[Extracted data entries]
/---

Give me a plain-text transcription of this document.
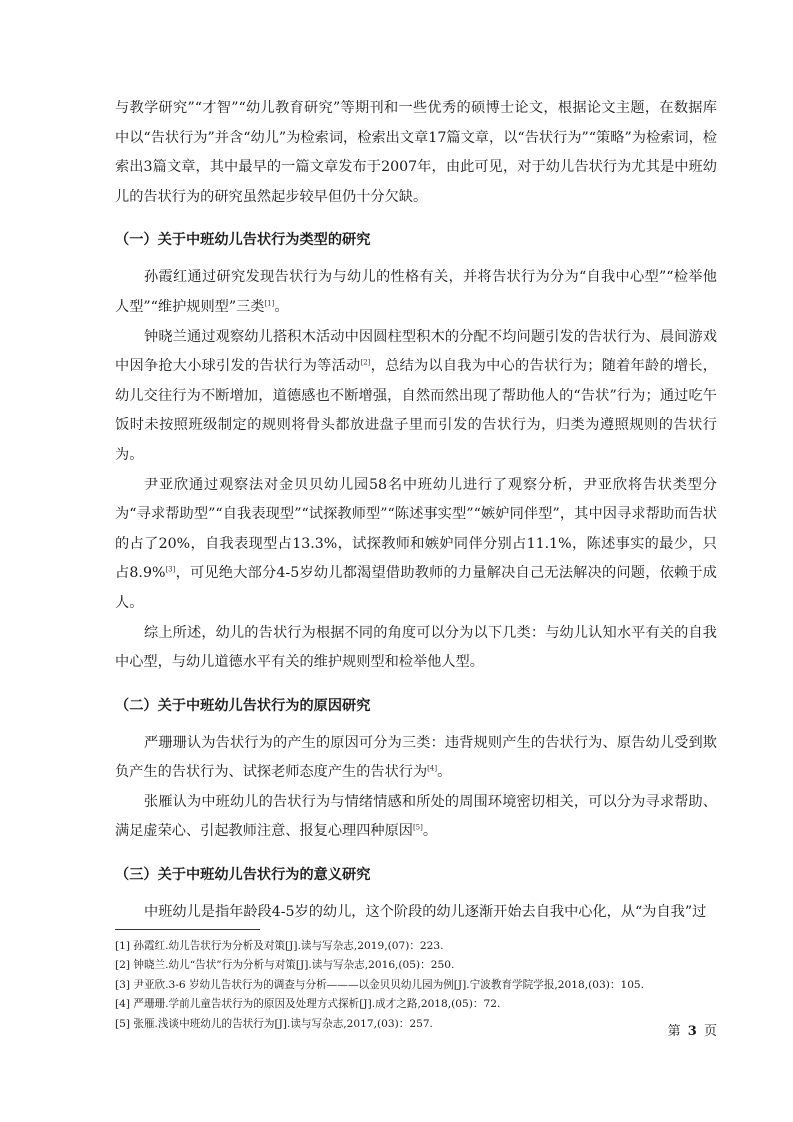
与教学研究”“才智”“幼儿教育研究”等期刊和一些优秀的硕博士论文，根据论文主题，在数据库中以“告状行为”并含“幼儿”为检索词，检索出文章17篇文章，以“告状行为”“策略”为检索词，检索出3篇文章，其中最早的一篇文章发布于2007年，由此可见，对于幼儿告状行为尤其是中班幼儿的告状行为的研究虽然起步较早但仍十分欠缺。

（一）关于中班幼儿告状行为类型的研究

孙霞红通过研究发现告状行为与幼儿的性格有关，并将告状行为分为“自我中心型”“检举他人型”“维护规则型”三类[1]。

钟晓兰通过观察幼儿搭积木活动中因圆柱型积木的分配不均问题引发的告状行为、晨间游戏中因争抢大小球引发的告状行为等活动[2]，总结为以自我为中心的告状行为；随着年龄的增长，幼儿交往行为不断增加，道德感也不断增强，自然而然出现了帮助他人的“告状”行为；通过吃午饭时未按照班级制定的规则将骨头都放进盘子里而引发的告状行为，归类为遵照规则的告状行为。

尹亚欣通过观察法对金贝贝幼儿园58名中班幼儿进行了观察分析，尹亚欣将告状类型分为“寻求帮助型”“自我表现型”“试探教师型”“陈述事实型”“嫉妒同伴型”，其中因寻求帮助而告状的占了20%，自我表现型占13.3%，试探教师和嫉妒同伴分别占11.1%，陈述事实的最少，只占8.9%[3]，可见绝大部分4-5岁幼儿都渴望借助教师的力量解决自己无法解决的问题，依赖于成人。

综上所述，幼儿的告状行为根据不同的角度可以分为以下几类：与幼儿认知水平有关的自我中心型，与幼儿道德水平有关的维护规则型和检举他人型。

（二）关于中班幼儿告状行为的原因研究

严珊珊认为告状行为的产生的原因可分为三类：违背规则产生的告状行为、原告幼儿受到欺负产生的告状行为、试探老师态度产生的告状行为[4]。

张雁认为中班幼儿的告状行为与情绪情感和所处的周围环境密切相关，可以分为寻求帮助、满足虚荣心、引起教师注意、报复心理四种原因[5]。

（三）关于中班幼儿告状行为的意义研究

中班幼儿是指年龄段4-5岁的幼儿，这个阶段的幼儿逐渐开始去自我中心化，从“为自我”过

[1] 孙霞红.幼儿告状行为分析及对策[J].读与写杂志,2019,(07)：223.
[2] 钟晓兰.幼儿“告状”行为分析与对策[J].读与写杂志,2016,(05)：250.
[3] 尹亚欣.3-6 岁幼儿告状行为的调查与分析———以金贝贝幼儿园为例[J].宁波教育学院学报,2018,(03)：105.
[4] 严珊珊.学前儿童告状行为的原因及处理方式探析[J].成才之路,2018,(05)：72.
[5] 张雁.浅谈中班幼儿的告状行为[J].读与写杂志,2017,(03)：257.
第 3 页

\---

» **TASK INSTRUCTIONS**
Restate the whole of the material word for word without the pictures.

» **COMPLETE OUTPUT**
Give me a plain-text transcription of this document.
与教学研究”“才智”“幼儿教育研究”等期刊和一些优秀的硕博士论文，根据论文主题，在数据库中以“告状行为”并含“幼儿”为检索词，检索出文章17篇文章，以“告状行为”“策略”为检索词，检索出3篇文章，其中最早的一篇文章发布于2007年，由此可见，对于幼儿告状行为尤其是中班幼儿的告状行为的研究虽然起步较早但仍十分欠缺。

（一）关于中班幼儿告状行为类型的研究

孙霞红通过研究发现告状行为与幼儿的性格有关，并将告状行为分为“自我中心型”“检举他人型”“维护规则型”三类[1]。

钟晓兰通过观察幼儿搭积木活动中因圆柱型积木的分配不均问题引发的告状行为、晨间游戏中因争抢大小球引发的告状行为等活动[2]，总结为以自我为中心的告状行为；随着年龄的增长，幼儿交往行为不断增加，道德感也不断增强，自然而然出现了帮助他人的“告状”行为；通过吃午饭时未按照班级制定的规则将骨头都放进盘子里而引发的告状行为，归类为遵照规则的告状行为。

尹亚欣通过观察法对金贝贝幼儿园58名中班幼儿进行了观察分析，尹亚欣将告状类型分为“寻求帮助型”“自我表现型”“试探教师型”“陈述事实型”“嫉妒同伴型”，其中因寻求帮助而告状的占了20%，自我表现型占13.3%，试探教师和嫉妒同伴分别占11.1%，陈述事实的最少，只占8.9%[3]，可见绝大部分4-5岁幼儿都渴望借助教师的力量解决自己无法解决的问题，依赖于成人。

综上所述，幼儿的告状行为根据不同的角度可以分为以下几类：与幼儿认知水平有关的自我中心型，与幼儿道德水平有关的维护规则型和检举他人型。

（二）关于中班幼儿告状行为的原因研究

严珊珊认为告状行为的产生的原因可分为三类：违背规则产生的告状行为、原告幼儿受到欺负产生的告状行为、试探老师态度产生的告状行为[4]。

张雁认为中班幼儿的告状行为与情绪情感和所处的周围环境密切相关，可以分为寻求帮助、满足虚荣心、引起教师注意、报复心理四种原因[5]。

（三）关于中班幼儿告状行为的意义研究

中班幼儿是指年龄段4-5岁的幼儿，这个阶段的幼儿逐渐开始去自我中心化，从“为自我”过

[1] 孙霞红.幼儿告状行为分析及对策[J].读与写杂志,2019,(07)：223.
[2] 钟晓兰.幼儿“告状”行为分析与对策[J].读与写杂志,2016,(05)：250.
[3] 尹亚欣.3-6 岁幼儿告状行为的调查与分析———以金贝贝幼儿园为例[J].宁波教育学院学报,2018,(03)：105.
[4] 严珊珊.学前儿童告状行为的原因及处理方式探析[J].成才之路,2018,(05)：72.
[5] 张雁.浅谈中班幼儿的告状行为[J].读与写杂志,2017,(03)：257.
第 3 页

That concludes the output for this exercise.